__WHAT TO WORK ON__:
Without the pictures, repeat the listing character for character.

>> START SUPPLIED MATERIAL

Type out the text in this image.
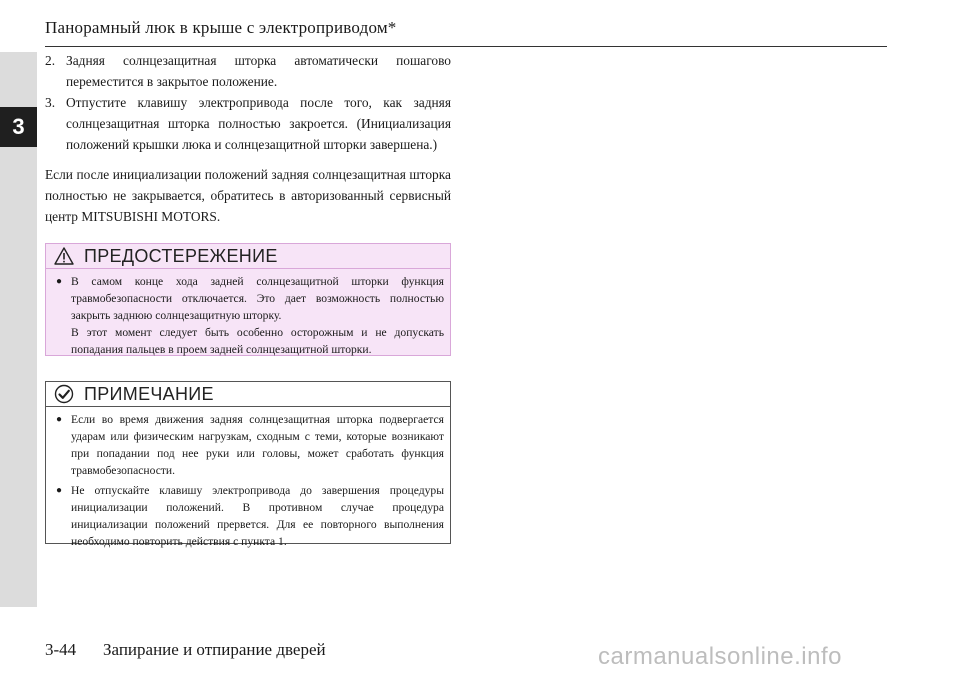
3
Панорамный люк в крыше с электроприводом*
2. Задняя солнцезащитная шторка автоматически пошагово переместится в закрытое положение.
3. Отпустите клавишу электропривода после того, как задняя солнцезащитная шторка полностью закроется. (Инициализация положений крышки люка и солнцезащитной шторки завершена.)

Если после инициализации положений задняя солнцезащитная шторка полностью не закрывается, обратитесь в авторизованный сервисный центр MITSUBISHI MOTORS.

ПРЕДОСТЕРЕЖЕНИЕ
● В самом конце хода задней солнцезащитной шторки функция травмобезопасности отключается. Это дает возможность полностью закрыть заднюю солнцезащитную шторку.

В этот момент следует быть особенно осторожным и не допускать попадания пальцев в проем задней солнцезащитной шторки.

ПРИМЕЧАНИЕ
● Если во время движения задняя солнцезащитная шторка подвергается ударам или физическим нагрузкам, сходным с теми, которые возникают при попадании под нее руки или головы, может сработать функция травмобезопасности.
● Не отпускайте клавишу электропривода до завершения процедуры инициализации положений. В противном случае процедура инициализации положений прервется. Для ее повторного выполнения необходимо повторить действия с пункта 1.
3-44 Запирание и отпирание дверей	carmanualsonline.info
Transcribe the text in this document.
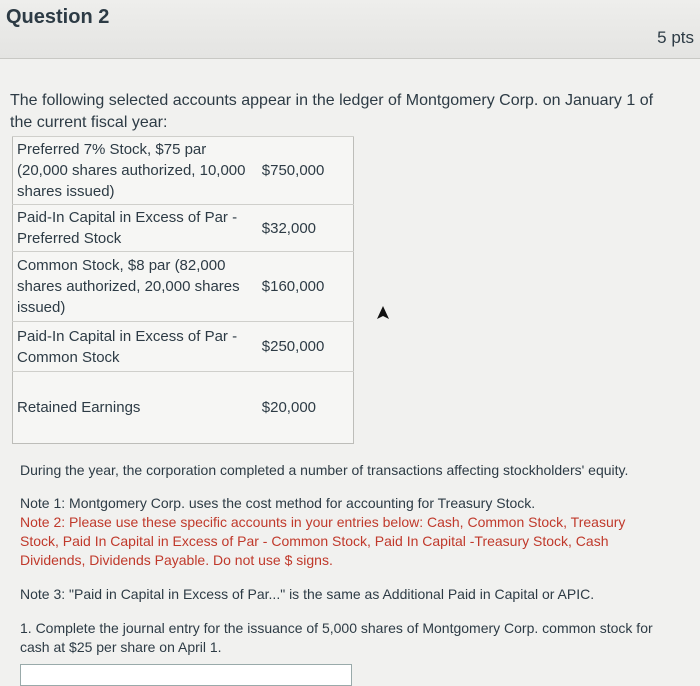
Question 2
5 pts
The following selected accounts appear in the ledger of Montgomery Corp. on January 1 of the current fiscal year:
Preferred 7% Stock, $75 par (20,000 shares authorized, 10,000 shares issued)	$750,000
Paid-In Capital in Excess of Par - Preferred Stock	$32,000
Common Stock, $8 par (82,000 shares authorized, 20,000 shares issued)	$160,000
Paid-In Capital in Excess of Par - Common Stock	$250,000
Retained Earnings	$20,000
During the year, the corporation completed a number of transactions affecting stockholders' equity.
Note 1: Montgomery Corp. uses the cost method for accounting for Treasury Stock.
Note 2: Please use these specific accounts in your entries below: Cash, Common Stock, Treasury Stock, Paid In Capital in Excess of Par - Common Stock, Paid In Capital -Treasury Stock, Cash Dividends, Dividends Payable. Do not use $ signs.
Note 3: "Paid in Capital in Excess of Par..." is the same as Additional Paid in Capital or APIC.
1. Complete the journal entry for the issuance of 5,000 shares of Montgomery Corp. common stock for cash at $25 per share on April 1.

>> END SUPPLIED MATERIAL

__ANSWER TO THIS PROBLEM__:
Type out the text in this image.
3
Панорамный люк в крыше с электроприводом*
2. Задняя солнцезащитная шторка автоматически пошагово переместится в закрытое положение.
3. Отпустите клавишу электропривода после того, как задняя солнцезащитная шторка полностью закроется. (Инициализация положений крышки люка и солнцезащитной шторки завершена.)

Если после инициализации положений задняя солнцезащитная шторка полностью не закрывается, обратитесь в авторизованный сервисный центр MITSUBISHI MOTORS.

ПРЕДОСТЕРЕЖЕНИЕ
● В самом конце хода задней солнцезащитной шторки функция травмобезопасности отключается. Это дает возможность полностью закрыть заднюю солнцезащитную шторку.

В этот момент следует быть особенно осторожным и не допускать попадания пальцев в проем задней солнцезащитной шторки.

ПРИМЕЧАНИЕ
● Если во время движения задняя солнцезащитная шторка подвергается ударам или физическим нагрузкам, сходным с теми, которые возникают при попадании под нее руки или головы, может сработать функция травмобезопасности.
● Не отпускайте клавишу электропривода до завершения процедуры инициализации положений. В противном случае процедура инициализации положений прервется. Для ее повторного выполнения необходимо повторить действия с пункта 1.
3-44 Запирание и отпирание дверей	carmanualsonline.info
Transcribe the text in this document.
Question 2
5 pts
The following selected accounts appear in the ledger of Montgomery Corp. on January 1 of the current fiscal year:
Preferred 7% Stock, $75 par (20,000 shares authorized, 10,000 shares issued)	$750,000
Paid-In Capital in Excess of Par - Preferred Stock	$32,000
Common Stock, $8 par (82,000 shares authorized, 20,000 shares issued)	$160,000
Paid-In Capital in Excess of Par - Common Stock	$250,000
Retained Earnings	$20,000
During the year, the corporation completed a number of transactions affecting stockholders' equity.
Note 1: Montgomery Corp. uses the cost method for accounting for Treasury Stock.
Note 2: Please use these specific accounts in your entries below: Cash, Common Stock, Treasury Stock, Paid In Capital in Excess of Par - Common Stock, Paid In Capital -Treasury Stock, Cash Dividends, Dividends Payable. Do not use $ signs.
Note 3: "Paid in Capital in Excess of Par..." is the same as Additional Paid in Capital or APIC.
1. Complete the journal entry for the issuance of 5,000 shares of Montgomery Corp. common stock for cash at $25 per share on April 1.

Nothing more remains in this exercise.